| Do this |
Extract, from the listing that follows, each line containing the word "JSON".

| Supplied entries |
START
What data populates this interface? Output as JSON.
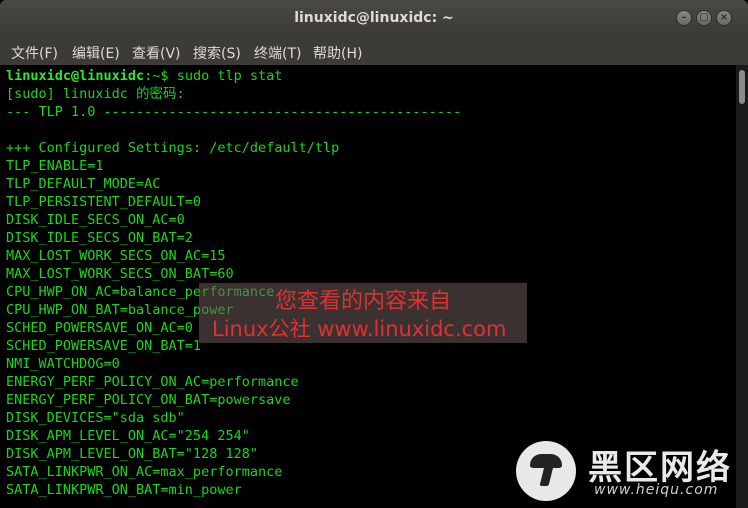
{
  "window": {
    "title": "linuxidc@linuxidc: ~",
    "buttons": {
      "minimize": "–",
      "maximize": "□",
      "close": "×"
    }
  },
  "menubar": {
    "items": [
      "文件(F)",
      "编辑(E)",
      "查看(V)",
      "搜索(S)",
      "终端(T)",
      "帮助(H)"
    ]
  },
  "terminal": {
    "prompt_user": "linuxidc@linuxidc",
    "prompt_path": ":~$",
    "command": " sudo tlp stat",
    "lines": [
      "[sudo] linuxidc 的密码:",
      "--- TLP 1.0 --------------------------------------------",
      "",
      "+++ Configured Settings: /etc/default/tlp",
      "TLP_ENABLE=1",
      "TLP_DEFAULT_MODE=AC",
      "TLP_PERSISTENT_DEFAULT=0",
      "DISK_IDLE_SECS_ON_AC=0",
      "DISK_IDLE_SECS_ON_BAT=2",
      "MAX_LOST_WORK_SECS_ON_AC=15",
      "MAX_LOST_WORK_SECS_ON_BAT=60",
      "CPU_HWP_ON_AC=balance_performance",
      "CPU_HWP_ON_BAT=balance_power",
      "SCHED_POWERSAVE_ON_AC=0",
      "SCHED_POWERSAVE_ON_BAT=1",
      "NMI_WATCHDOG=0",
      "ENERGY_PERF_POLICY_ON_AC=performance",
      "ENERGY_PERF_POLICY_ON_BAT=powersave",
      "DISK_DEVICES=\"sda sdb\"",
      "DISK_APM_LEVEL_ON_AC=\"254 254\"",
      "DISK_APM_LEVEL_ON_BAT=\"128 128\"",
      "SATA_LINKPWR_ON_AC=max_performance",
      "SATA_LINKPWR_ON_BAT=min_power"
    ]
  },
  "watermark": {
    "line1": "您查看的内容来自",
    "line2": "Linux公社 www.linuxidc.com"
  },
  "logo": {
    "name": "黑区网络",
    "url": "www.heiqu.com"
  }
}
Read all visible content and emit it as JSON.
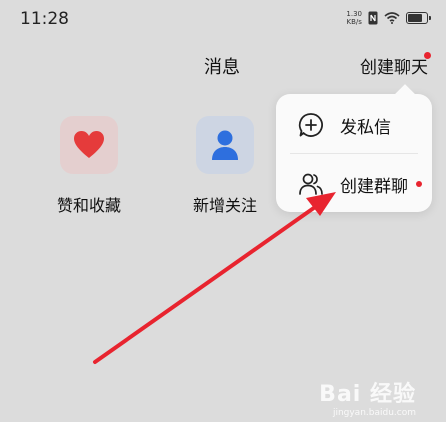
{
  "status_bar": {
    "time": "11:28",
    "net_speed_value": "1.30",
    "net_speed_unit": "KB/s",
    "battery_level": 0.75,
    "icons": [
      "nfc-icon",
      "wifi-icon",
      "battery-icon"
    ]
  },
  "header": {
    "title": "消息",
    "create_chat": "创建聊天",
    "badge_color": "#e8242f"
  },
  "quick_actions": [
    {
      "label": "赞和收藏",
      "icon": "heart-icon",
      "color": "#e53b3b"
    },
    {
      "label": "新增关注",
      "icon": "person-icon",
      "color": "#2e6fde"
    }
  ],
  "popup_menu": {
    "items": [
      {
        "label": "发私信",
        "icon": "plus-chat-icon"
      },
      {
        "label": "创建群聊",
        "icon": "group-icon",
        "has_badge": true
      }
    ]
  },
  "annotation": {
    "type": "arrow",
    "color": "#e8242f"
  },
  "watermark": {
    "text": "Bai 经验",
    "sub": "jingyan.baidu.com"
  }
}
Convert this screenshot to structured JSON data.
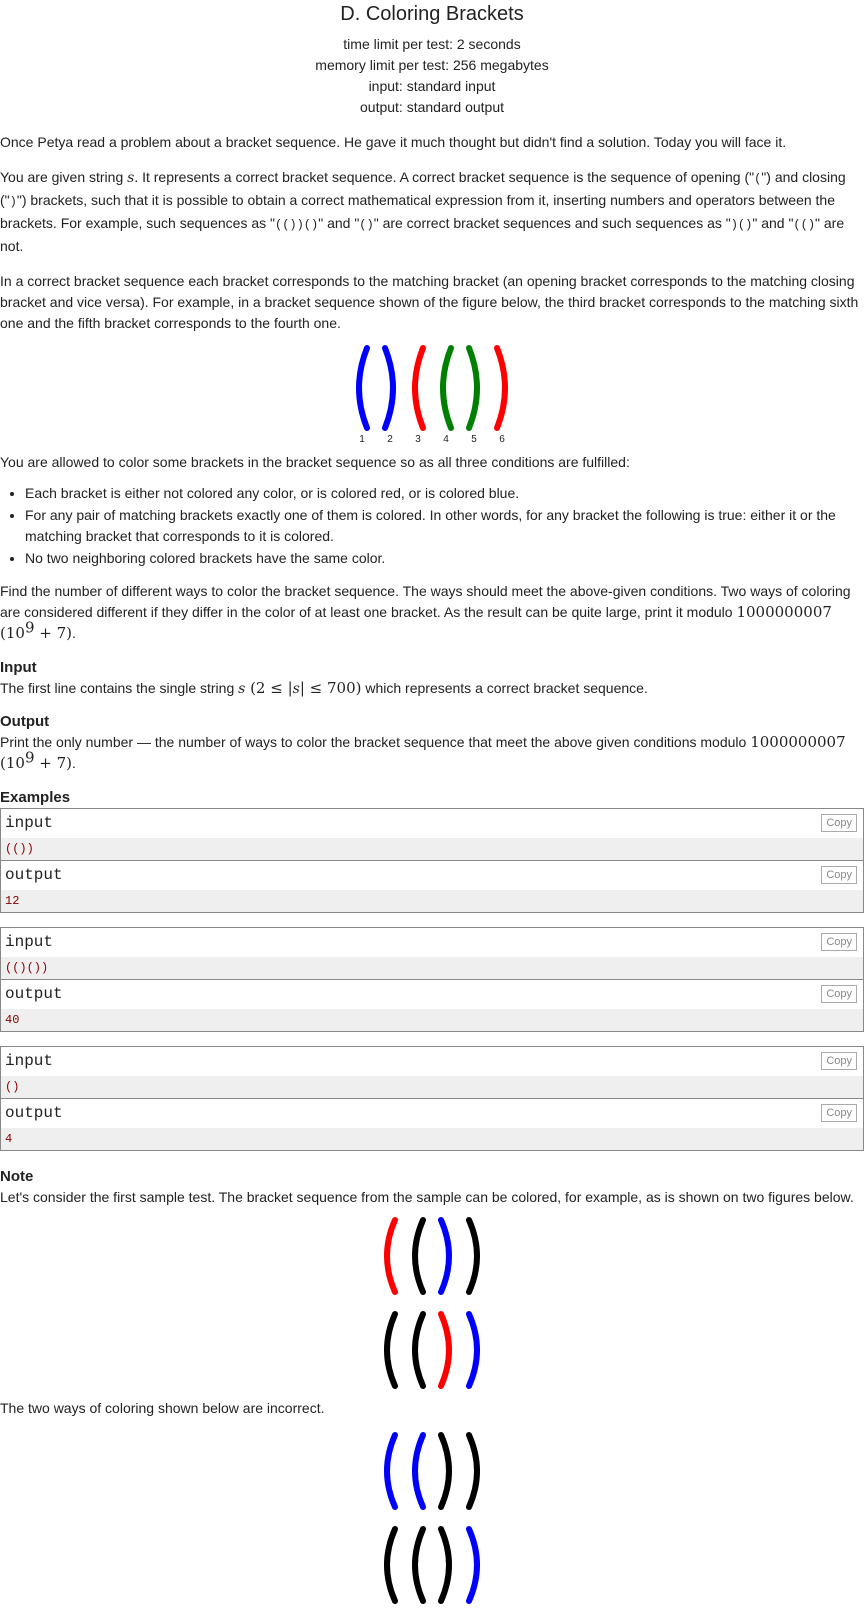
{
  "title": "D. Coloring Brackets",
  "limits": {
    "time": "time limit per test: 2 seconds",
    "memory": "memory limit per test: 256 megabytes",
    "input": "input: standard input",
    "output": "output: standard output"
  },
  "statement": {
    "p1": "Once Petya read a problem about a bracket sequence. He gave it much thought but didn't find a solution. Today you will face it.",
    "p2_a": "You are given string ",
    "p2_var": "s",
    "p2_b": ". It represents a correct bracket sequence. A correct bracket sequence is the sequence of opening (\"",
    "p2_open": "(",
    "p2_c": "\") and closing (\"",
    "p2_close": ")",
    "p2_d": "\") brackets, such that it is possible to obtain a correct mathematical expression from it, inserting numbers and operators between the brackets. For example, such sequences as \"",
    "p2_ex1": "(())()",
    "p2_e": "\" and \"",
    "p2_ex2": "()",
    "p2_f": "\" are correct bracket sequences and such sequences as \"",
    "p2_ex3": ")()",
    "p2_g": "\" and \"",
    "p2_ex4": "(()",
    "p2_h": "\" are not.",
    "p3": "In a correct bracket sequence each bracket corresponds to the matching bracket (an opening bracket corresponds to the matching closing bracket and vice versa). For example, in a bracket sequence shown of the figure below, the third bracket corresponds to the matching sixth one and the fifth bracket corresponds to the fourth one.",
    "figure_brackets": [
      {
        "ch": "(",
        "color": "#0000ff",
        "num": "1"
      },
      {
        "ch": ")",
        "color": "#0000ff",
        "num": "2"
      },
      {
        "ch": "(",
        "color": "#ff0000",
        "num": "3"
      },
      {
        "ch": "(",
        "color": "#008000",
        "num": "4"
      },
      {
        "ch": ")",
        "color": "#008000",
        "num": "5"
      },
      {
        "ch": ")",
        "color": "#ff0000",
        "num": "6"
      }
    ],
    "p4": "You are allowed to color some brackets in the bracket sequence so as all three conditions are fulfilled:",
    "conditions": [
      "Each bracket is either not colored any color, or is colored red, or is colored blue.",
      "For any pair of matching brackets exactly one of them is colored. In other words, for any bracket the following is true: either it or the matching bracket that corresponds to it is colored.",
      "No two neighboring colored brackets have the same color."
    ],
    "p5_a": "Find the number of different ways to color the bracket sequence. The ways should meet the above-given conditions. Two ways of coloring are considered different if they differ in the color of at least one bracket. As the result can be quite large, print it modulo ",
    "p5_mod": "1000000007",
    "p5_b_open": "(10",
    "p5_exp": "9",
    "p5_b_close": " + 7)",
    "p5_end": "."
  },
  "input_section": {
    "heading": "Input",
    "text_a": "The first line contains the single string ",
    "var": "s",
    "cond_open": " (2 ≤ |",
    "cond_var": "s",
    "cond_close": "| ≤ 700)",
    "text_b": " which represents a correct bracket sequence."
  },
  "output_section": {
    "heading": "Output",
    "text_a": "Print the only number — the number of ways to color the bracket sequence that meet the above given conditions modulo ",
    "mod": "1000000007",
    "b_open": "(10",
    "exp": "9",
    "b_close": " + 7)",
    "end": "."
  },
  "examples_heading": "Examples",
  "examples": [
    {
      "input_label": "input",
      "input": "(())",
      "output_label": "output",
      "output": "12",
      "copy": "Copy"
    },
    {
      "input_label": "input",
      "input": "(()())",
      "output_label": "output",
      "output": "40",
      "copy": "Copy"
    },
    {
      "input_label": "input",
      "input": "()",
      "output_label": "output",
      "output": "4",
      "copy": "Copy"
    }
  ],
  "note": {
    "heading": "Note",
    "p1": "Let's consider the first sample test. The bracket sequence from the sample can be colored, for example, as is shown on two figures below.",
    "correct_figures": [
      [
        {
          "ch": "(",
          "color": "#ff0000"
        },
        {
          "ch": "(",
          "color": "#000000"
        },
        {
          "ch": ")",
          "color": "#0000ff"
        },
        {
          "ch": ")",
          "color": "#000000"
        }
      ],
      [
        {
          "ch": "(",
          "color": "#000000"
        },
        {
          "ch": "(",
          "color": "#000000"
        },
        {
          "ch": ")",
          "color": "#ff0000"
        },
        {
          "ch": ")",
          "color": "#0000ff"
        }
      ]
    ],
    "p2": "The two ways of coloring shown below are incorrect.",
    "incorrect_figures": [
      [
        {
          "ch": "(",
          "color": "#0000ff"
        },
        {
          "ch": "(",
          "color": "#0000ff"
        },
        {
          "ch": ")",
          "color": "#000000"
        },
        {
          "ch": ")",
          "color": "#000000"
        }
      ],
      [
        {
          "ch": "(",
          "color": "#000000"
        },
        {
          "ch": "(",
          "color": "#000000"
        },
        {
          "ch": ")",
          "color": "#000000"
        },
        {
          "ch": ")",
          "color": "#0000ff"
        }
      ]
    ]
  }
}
END
START
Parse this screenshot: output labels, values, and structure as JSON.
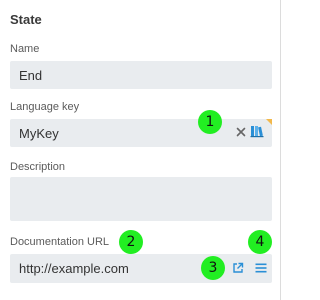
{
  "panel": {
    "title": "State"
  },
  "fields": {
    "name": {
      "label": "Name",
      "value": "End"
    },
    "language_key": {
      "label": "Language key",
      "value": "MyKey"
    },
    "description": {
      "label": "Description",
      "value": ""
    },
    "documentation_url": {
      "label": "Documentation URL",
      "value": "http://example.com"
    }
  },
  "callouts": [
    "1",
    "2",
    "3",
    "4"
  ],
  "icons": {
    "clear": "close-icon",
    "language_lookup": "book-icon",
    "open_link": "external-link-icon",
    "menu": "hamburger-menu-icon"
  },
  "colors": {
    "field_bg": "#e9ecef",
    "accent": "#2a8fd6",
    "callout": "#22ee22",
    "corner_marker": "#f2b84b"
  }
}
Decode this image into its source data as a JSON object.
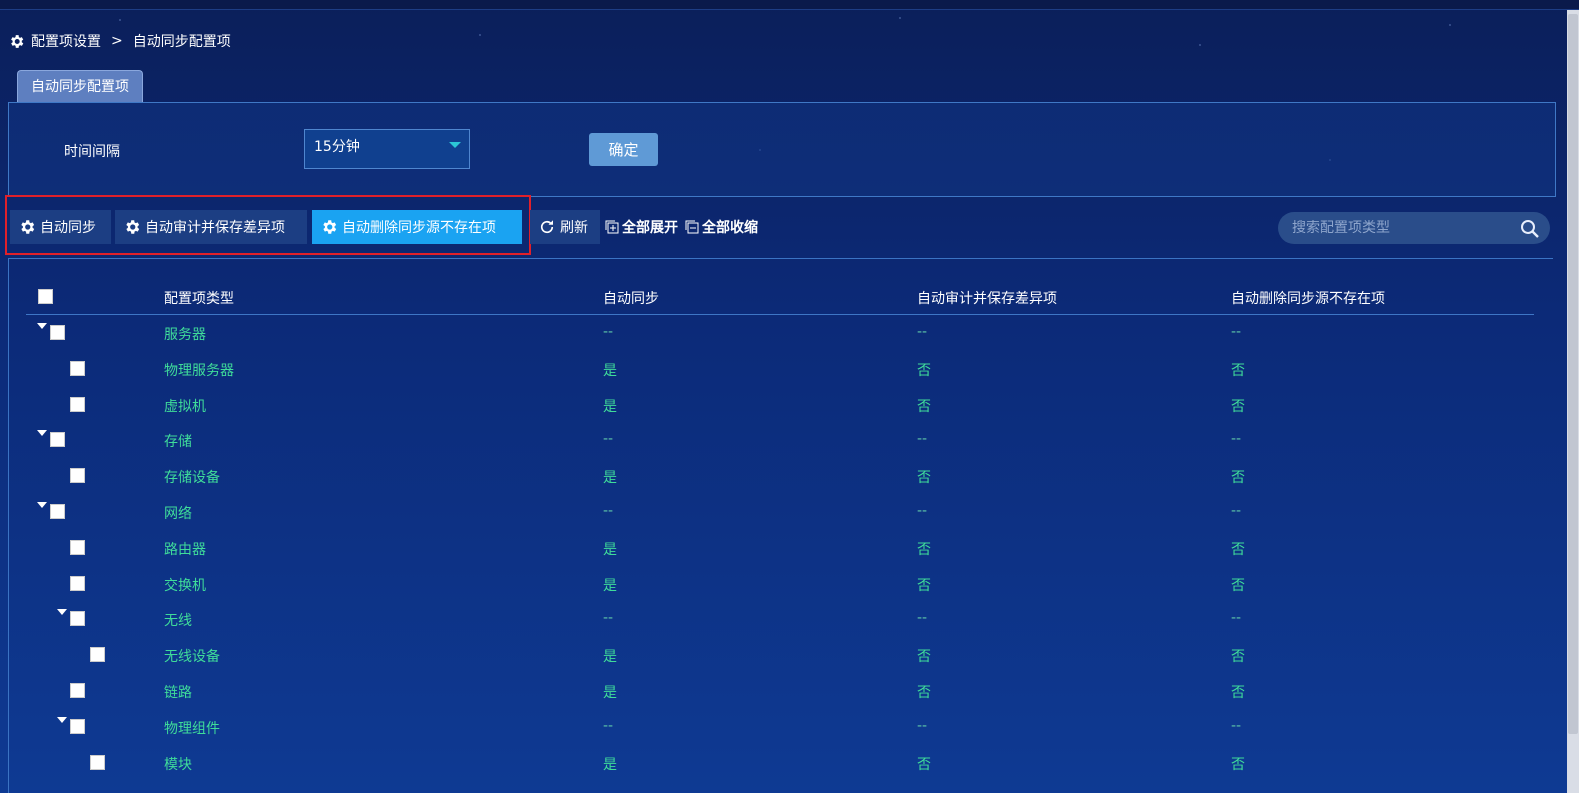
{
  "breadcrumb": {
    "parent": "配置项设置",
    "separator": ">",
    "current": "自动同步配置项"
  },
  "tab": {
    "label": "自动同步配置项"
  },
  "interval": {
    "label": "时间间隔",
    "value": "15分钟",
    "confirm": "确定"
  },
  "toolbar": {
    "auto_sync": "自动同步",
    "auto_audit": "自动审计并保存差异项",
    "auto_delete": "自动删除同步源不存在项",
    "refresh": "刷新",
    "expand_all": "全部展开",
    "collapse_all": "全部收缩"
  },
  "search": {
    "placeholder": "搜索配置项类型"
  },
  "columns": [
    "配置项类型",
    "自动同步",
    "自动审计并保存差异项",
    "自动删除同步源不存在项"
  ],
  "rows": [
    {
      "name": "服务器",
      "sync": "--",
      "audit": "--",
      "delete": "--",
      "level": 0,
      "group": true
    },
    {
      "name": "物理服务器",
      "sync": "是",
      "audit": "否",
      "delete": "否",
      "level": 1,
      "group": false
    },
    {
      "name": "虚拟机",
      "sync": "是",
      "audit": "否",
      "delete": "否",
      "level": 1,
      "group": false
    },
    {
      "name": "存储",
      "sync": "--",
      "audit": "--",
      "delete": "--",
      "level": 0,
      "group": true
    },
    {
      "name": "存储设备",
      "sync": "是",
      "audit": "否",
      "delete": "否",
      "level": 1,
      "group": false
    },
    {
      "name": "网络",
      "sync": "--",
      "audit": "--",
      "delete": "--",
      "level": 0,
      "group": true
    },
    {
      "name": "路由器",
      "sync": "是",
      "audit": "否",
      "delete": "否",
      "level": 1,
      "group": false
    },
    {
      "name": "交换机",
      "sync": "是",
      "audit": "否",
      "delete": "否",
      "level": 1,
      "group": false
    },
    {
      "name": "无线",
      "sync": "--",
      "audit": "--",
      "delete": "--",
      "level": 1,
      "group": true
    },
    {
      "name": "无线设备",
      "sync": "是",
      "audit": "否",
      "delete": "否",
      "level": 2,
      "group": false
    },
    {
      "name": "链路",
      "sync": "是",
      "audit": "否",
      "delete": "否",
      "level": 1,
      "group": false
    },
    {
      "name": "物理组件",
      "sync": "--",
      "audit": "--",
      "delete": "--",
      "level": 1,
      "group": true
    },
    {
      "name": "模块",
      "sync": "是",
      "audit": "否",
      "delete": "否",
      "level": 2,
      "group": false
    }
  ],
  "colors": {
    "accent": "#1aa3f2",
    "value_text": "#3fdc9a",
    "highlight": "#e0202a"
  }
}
END
| Result below |
What data populates this interface? Output as JSON.
Read all visible content and emit it as JSON.
Convert this screenshot to structured JSON data.
Parse this screenshot: output labels, values, and structure as JSON.
Decode this image into its source data as a JSON object.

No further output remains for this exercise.